• _Extracted data entries_:
▽
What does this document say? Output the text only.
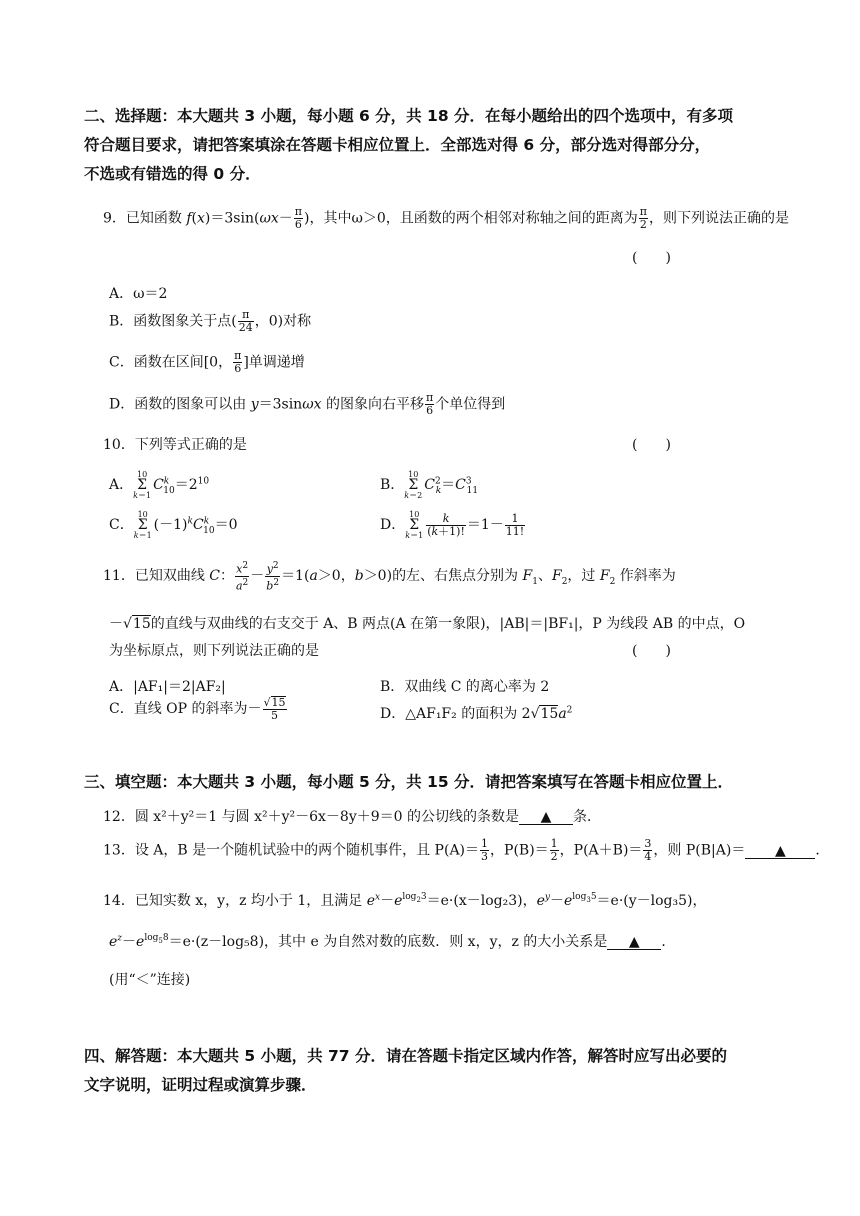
二、选择题：本大题共 3 小题，每小题 6 分，共 18 分．在每小题给出的四个选项中，有多项
符合题目要求，请把答案填涂在答题卡相应位置上．全部选对得 6 分，部分选对得部分分，
不选或有错选的得 0 分．
9．已知函数 $f(x)=3\sin(\omega x- \frac{\pi}{6}$ )，其中ω＞0，且函数的两个相邻对称轴之间的距离为 $\frac{\pi}{2}$ ，则下列说法正确的是
(　　)
A．ω＝2
B．函数图象关于点( $\frac{\pi}{24}$ ，0)对称
C．函数在区间[0， $\frac{\pi}{6}$ ]单调递增
D．函数的图象可以由 y＝3sinωx 的图象向右平移 $\frac{\pi}{6}$ 个单位得到
10．下列等式正确的是	(　　)
A．10
Σ
$k=1C^k_{10}=2^{10}$	B．10
Σ
$k=2C^2_k=C^3_{11}$
C．10
Σ
$k=1(-1)^kC^k_{10}=0$	D．10
Σ
$k=1 \frac{k}{(k+1)!} =1- \frac{1}{11!}$
11．已知双曲线 C： $\frac{x^2}{a^2} - \frac{y^2}{b^2} =1(a>0$，b＞0)的左、右焦点分别为 $F_1$、$F_2$，过 $F_2$ 作斜率为
－√15的直线与双曲线的右支交于 A、B 两点(A 在第一象限)，|AB|＝|BF₁|，P 为线段 AB 的中点，O
为坐标原点，则下列说法正确的是	(　　)
A．|AF₁|＝2|AF₂|	B．双曲线 C 的离心率为 2
C．直线 OP 的斜率为－ $\frac{√15}{5}$	D．△AF₁F₂ 的面积为 $2√15a^2$
三、填空题：本大题共 3 小题，每小题 5 分，共 15 分．请把答案填写在答题卡相应位置上．
12．圆 x²＋y²＝1 与圆 x²＋y²－6x－8y＋9＝0 的公切线的条数是 ▲ 条．
13．设 A，B 是一个随机试验中的两个随机事件，且 $P(A)= \frac{1}{3}$ ，$P(B)= \frac{1}{2}$ ，$P(A+B)= \frac{3}{4}$ ，则 P(B|A)＝ ▲ ．
14．已知实数 x，y，z 均小于 1，且满足 $e^x-e^{log_23}=e\cdot(x-\log_23)$，$e^y-e^{log_35}=e\cdot(y-\log_35)$，
$e^z-e^{log_58}=e\cdot(z-\log_58)$，其中 e 为自然对数的底数．则 x，y，z 的大小关系是 ▲ ．
(用“＜”连接)
四、解答题：本大题共 5 小题，共 77 分．请在答题卡指定区域内作答，解答时应写出必要的
文字说明，证明过程或演算步骤．
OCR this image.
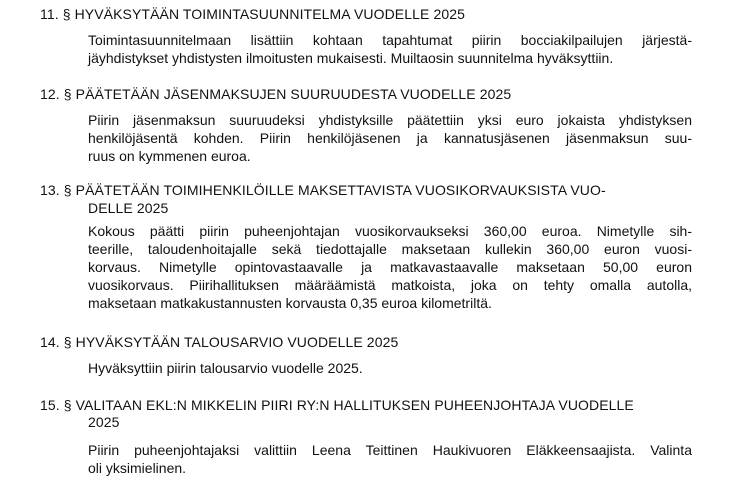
11. § HYVÄKSYTÄÄN TOIMINTASUUNNITELMA VUODELLE 2025
Toimintasuunnitelmaan lisättiin kohtaan tapahtumat piirin bocciakilpailujen järjestä-
jäyhdistykset yhdistysten ilmoitusten mukaisesti. Muiltaosin suunnitelma hyväksyttiin.
12. § PÄÄTETÄÄN JÄSENMAKSUJEN SUURUUDESTA VUODELLE 2025
Piirin jäsenmaksun suuruudeksi yhdistyksille päätettiin yksi euro jokaista yhdistyksen
henkilöjäsentä kohden. Piirin henkilöjäsenen ja kannatusjäsenen jäsenmaksun suu-
ruus on kymmenen euroa.
13. § PÄÄTETÄÄN TOIMIHENKILÖILLE MAKSETTAVISTA VUOSIKORVAUKSISTA VUO-
DELLE 2025
Kokous päätti piirin puheenjohtajan vuosikorvaukseksi 360,00 euroa. Nimetylle sih-
teerille, taloudenhoitajalle sekä tiedottajalle maksetaan kullekin 360,00 euron vuosi-
korvaus. Nimetylle opintovastaavalle ja matkavastaavalle maksetaan 50,00 euron
vuosikorvaus. Piirihallituksen määräämistä matkoista, joka on tehty omalla autolla,
maksetaan matkakustannusten korvausta 0,35 euroa kilometriltä.
14. § HYVÄKSYTÄÄN TALOUSARVIO VUODELLE 2025
Hyväksyttiin piirin talousarvio vuodelle 2025.
15. § VALITAAN EKL:N MIKKELIN PIIRI RY:N HALLITUKSEN PUHEENJOHTAJA VUODELLE
2025
Piirin puheenjohtajaksi valittiin Leena Teittinen Haukivuoren Eläkkeensaajista. Valinta
oli yksimielinen.
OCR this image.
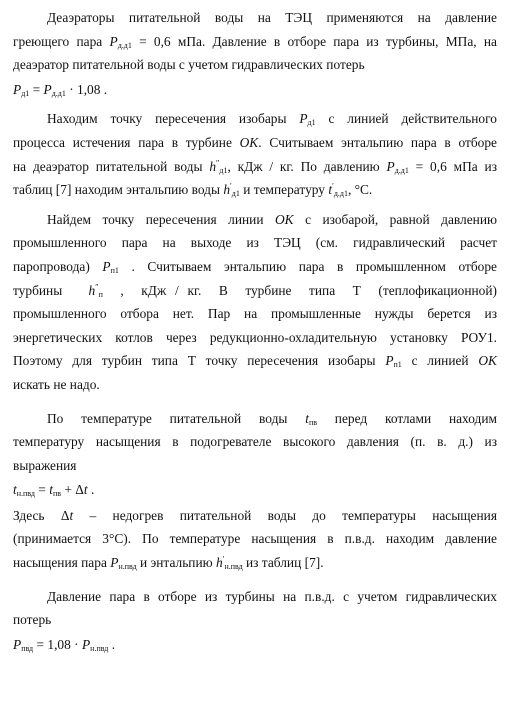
Деаэраторы питательной воды на ТЭЦ применяются на давление

греющего пара $P_{д.д1} = 0,6$ мПа. Давление в отборе пара из турбины, МПа, на

деаэратор питательной воды с учетом гидравлических потерь

$P_{д1} = P_{д.д1} \cdot 1,08$ .

Находим точку пересечения изобары $P_{д1}$ с линией действительного

процесса истечения пара в турбине OK. Считываем энтальпию пара в отборе

на деаэратор питательной воды $h''_{д1}$, кДж / кг. По давлению $P_{д.д1} = 0,6$ мПа из

таблиц [7] находим энтальпию воды $h'_{д1}$ и температуру $t'_{д.д1}$, °С.

Найдем точку пересечения линии OK с изобарой, равной давлению

промышленного пара на выходе из ТЭЦ (см. гидравлический расчет

паропровода) $P_{п1}$ . Считываем энтальпию пара в промышленном отборе

турбины   $h''_п$  ,  кДж / кг.  В  турбине  типа  Т  (теплофикационной)

промышленного отбора нет. Пар на промышленные нужды берется из

энергетических котлов через редукционно-охладительную установку РОУ1.

Поэтому для турбин типа Т точку пересечения изобары $P_{п1}$ с линией OK

искать не надо.

По температуре питательной воды $t_{пв}$ перед котлами находим

температуру насыщения в подогревателе высокого давления (п. в. д.) из

выражения

$t_{н.пвд} = t_{пв} + \Delta t$ .

Здесь Δt – недогрев питательной воды до температуры насыщения

(принимается 3°С). По температуре насыщения в п.в.д. находим давление

насыщения пара $P_{н.пвд}$ и энтальпию $h'_{н.пвд}$ из таблиц [7].

Давление пара в отборе из турбины на п.в.д. с учетом гидравлических

потерь

$P_{пвд} = 1,08 \cdot P_{н.пвд}$ .
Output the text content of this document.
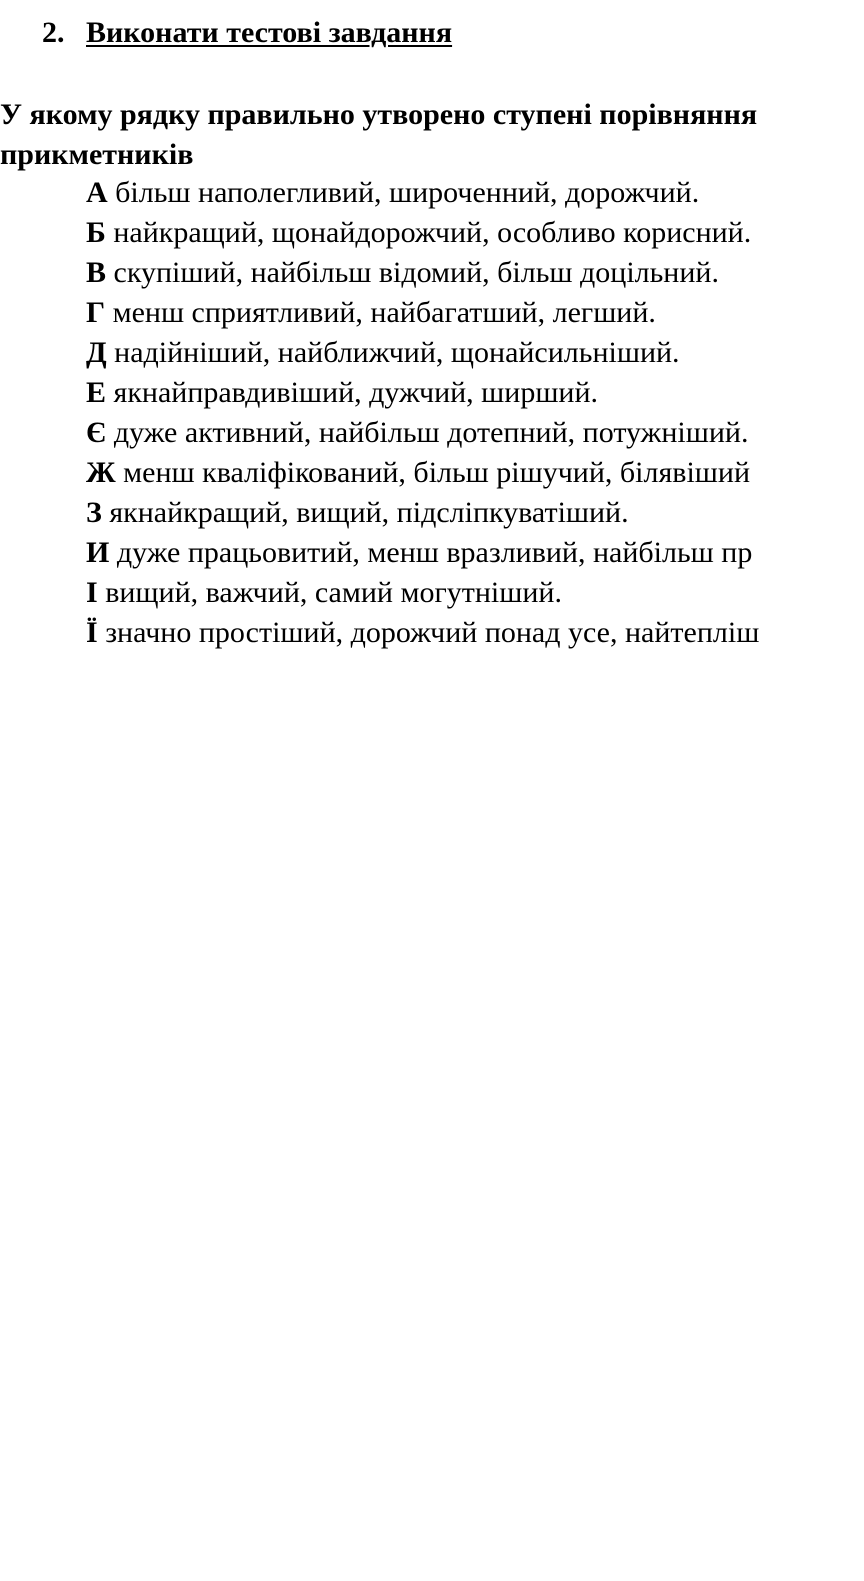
2. Виконати тестові завдання
У якому рядку правильно утворено ступені порівняння
прикметників
А більш наполегливий, широченний, дорожчий.
Б найкращий, щонайдорожчий, особливо корисний.
В скупіший, найбільш відомий, більш доцільний.
Г менш сприятливий, найбагатший, легший.
Д надійніший, найближчий, щонайсильніший.
Е якнайправдивіший, дужчий, ширший.
Є дуже активний, найбільш дотепний, потужніший.
Ж менш кваліфікований, більш рішучий, білявіший
З якнайкращий, вищий, підсліпкуватіший.
И дуже працьовитий, менш вразливий, найбільш пр
І вищий, важчий, самий могутніший.
Ї значно простіший, дорожчий понад усе, найтепліш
△
• _EXERCISE INSTRUCTIONS_:
Print out the whole of the material word for word, without pictures.

• _TASK RESPONSE_:
What does this document say? Output the text only.
二、选择题：本大题共 3 小题，每小题 6 分，共 18 分．在每小题给出的四个选项中，有多项
符合题目要求，请把答案填涂在答题卡相应位置上．全部选对得 6 分，部分选对得部分分，
不选或有错选的得 0 分．
9．已知函数 $f(x)=3\sin(\omega x- \frac{\pi}{6}$ )，其中ω＞0，且函数的两个相邻对称轴之间的距离为 $\frac{\pi}{2}$ ，则下列说法正确的是
(　　)
A．ω＝2
B．函数图象关于点( $\frac{\pi}{24}$ ，0)对称
C．函数在区间[0， $\frac{\pi}{6}$ ]单调递增
D．函数的图象可以由 y＝3sinωx 的图象向右平移 $\frac{\pi}{6}$ 个单位得到
10．下列等式正确的是	(　　)
A．10
Σ
$k=1C^k_{10}=2^{10}$	B．10
Σ
$k=2C^2_k=C^3_{11}$
C．10
Σ
$k=1(-1)^kC^k_{10}=0$	D．10
Σ
$k=1 \frac{k}{(k+1)!} =1- \frac{1}{11!}$
11．已知双曲线 C： $\frac{x^2}{a^2} - \frac{y^2}{b^2} =1(a>0$，b＞0)的左、右焦点分别为 $F_1$、$F_2$，过 $F_2$ 作斜率为
－√15的直线与双曲线的右支交于 A、B 两点(A 在第一象限)，|AB|＝|BF₁|，P 为线段 AB 的中点，O
为坐标原点，则下列说法正确的是	(　　)
A．|AF₁|＝2|AF₂|	B．双曲线 C 的离心率为 2
C．直线 OP 的斜率为－ $\frac{√15}{5}$	D．△AF₁F₂ 的面积为 $2√15a^2$
三、填空题：本大题共 3 小题，每小题 5 分，共 15 分．请把答案填写在答题卡相应位置上．
12．圆 x²＋y²＝1 与圆 x²＋y²－6x－8y＋9＝0 的公切线的条数是 ▲ 条．
13．设 A，B 是一个随机试验中的两个随机事件，且 $P(A)= \frac{1}{3}$ ，$P(B)= \frac{1}{2}$ ，$P(A+B)= \frac{3}{4}$ ，则 P(B|A)＝ ▲ ．
14．已知实数 x，y，z 均小于 1，且满足 $e^x-e^{log_23}=e\cdot(x-\log_23)$，$e^y-e^{log_35}=e\cdot(y-\log_35)$，
$e^z-e^{log_58}=e\cdot(z-\log_58)$，其中 e 为自然对数的底数．则 x，y，z 的大小关系是 ▲ ．
(用“＜”连接)
四、解答题：本大题共 5 小题，共 77 分．请在答题卡指定区域内作答，解答时应写出必要的
文字说明，证明过程或演算步骤．
OCR this image.
11. § HYVÄKSYTÄÄN TOIMINTASUUNNITELMA VUODELLE 2025
Toimintasuunnitelmaan lisättiin kohtaan tapahtumat piirin bocciakilpailujen järjestä-
jäyhdistykset yhdistysten ilmoitusten mukaisesti. Muiltaosin suunnitelma hyväksyttiin.
12. § PÄÄTETÄÄN JÄSENMAKSUJEN SUURUUDESTA VUODELLE 2025
Piirin jäsenmaksun suuruudeksi yhdistyksille päätettiin yksi euro jokaista yhdistyksen
henkilöjäsentä kohden. Piirin henkilöjäsenen ja kannatusjäsenen jäsenmaksun suu-
ruus on kymmenen euroa.
13. § PÄÄTETÄÄN TOIMIHENKILÖILLE MAKSETTAVISTA VUOSIKORVAUKSISTA VUO-
DELLE 2025
Kokous päätti piirin puheenjohtajan vuosikorvaukseksi 360,00 euroa. Nimetylle sih-
teerille, taloudenhoitajalle sekä tiedottajalle maksetaan kullekin 360,00 euron vuosi-
korvaus. Nimetylle opintovastaavalle ja matkavastaavalle maksetaan 50,00 euron
vuosikorvaus. Piirihallituksen määräämistä matkoista, joka on tehty omalla autolla,
maksetaan matkakustannusten korvausta 0,35 euroa kilometriltä.
14. § HYVÄKSYTÄÄN TALOUSARVIO VUODELLE 2025
Hyväksyttiin piirin talousarvio vuodelle 2025.
15. § VALITAAN EKL:N MIKKELIN PIIRI RY:N HALLITUKSEN PUHEENJOHTAJA VUODELLE
2025
Piirin puheenjohtajaksi valittiin Leena Teittinen Haukivuoren Eläkkeensaajista. Valinta
oli yksimielinen.
OCR this image.
Деаэраторы питательной воды на ТЭЦ применяются на давление

греющего пара $P_{д.д1} = 0,6$ мПа. Давление в отборе пара из турбины, МПа, на

деаэратор питательной воды с учетом гидравлических потерь

$P_{д1} = P_{д.д1} \cdot 1,08$ .

Находим точку пересечения изобары $P_{д1}$ с линией действительного

процесса истечения пара в турбине OK. Считываем энтальпию пара в отборе

на деаэратор питательной воды $h''_{д1}$, кДж / кг. По давлению $P_{д.д1} = 0,6$ мПа из

таблиц [7] находим энтальпию воды $h'_{д1}$ и температуру $t'_{д.д1}$, °С.

Найдем точку пересечения линии OK с изобарой, равной давлению

промышленного пара на выходе из ТЭЦ (см. гидравлический расчет

паропровода) $P_{п1}$ . Считываем энтальпию пара в промышленном отборе

турбины   $h''_п$  ,  кДж / кг.  В  турбине  типа  Т  (теплофикационной)

промышленного отбора нет. Пар на промышленные нужды берется из

энергетических котлов через редукционно-охладительную установку РОУ1.

Поэтому для турбин типа Т точку пересечения изобары $P_{п1}$ с линией OK

искать не надо.

По температуре питательной воды $t_{пв}$ перед котлами находим

температуру насыщения в подогревателе высокого давления (п. в. д.) из

выражения

$t_{н.пвд} = t_{пв} + \Delta t$ .

Здесь Δt – недогрев питательной воды до температуры насыщения

(принимается 3°С). По температуре насыщения в п.в.д. находим давление

насыщения пара $P_{н.пвд}$ и энтальпию $h'_{н.пвд}$ из таблиц [7].

Давление пара в отборе из турбины на п.в.д. с учетом гидравлических

потерь

$P_{пвд} = 1,08 \cdot P_{н.пвд}$ .
Output the text content of this document.
2. Виконати тестові завдання
У якому рядку правильно утворено ступені порівняння
прикметників
А більш наполегливий, широченний, дорожчий.
Б найкращий, щонайдорожчий, особливо корисний.
В скупіший, найбільш відомий, більш доцільний.
Г менш сприятливий, найбагатший, легший.
Д надійніший, найближчий, щонайсильніший.
Е якнайправдивіший, дужчий, ширший.
Є дуже активний, найбільш дотепний, потужніший.
Ж менш кваліфікований, більш рішучий, білявіший
З якнайкращий, вищий, підсліпкуватіший.
И дуже працьовитий, менш вразливий, найбільш пр
І вищий, важчий, самий могутніший.
Ї значно простіший, дорожчий понад усе, найтепліш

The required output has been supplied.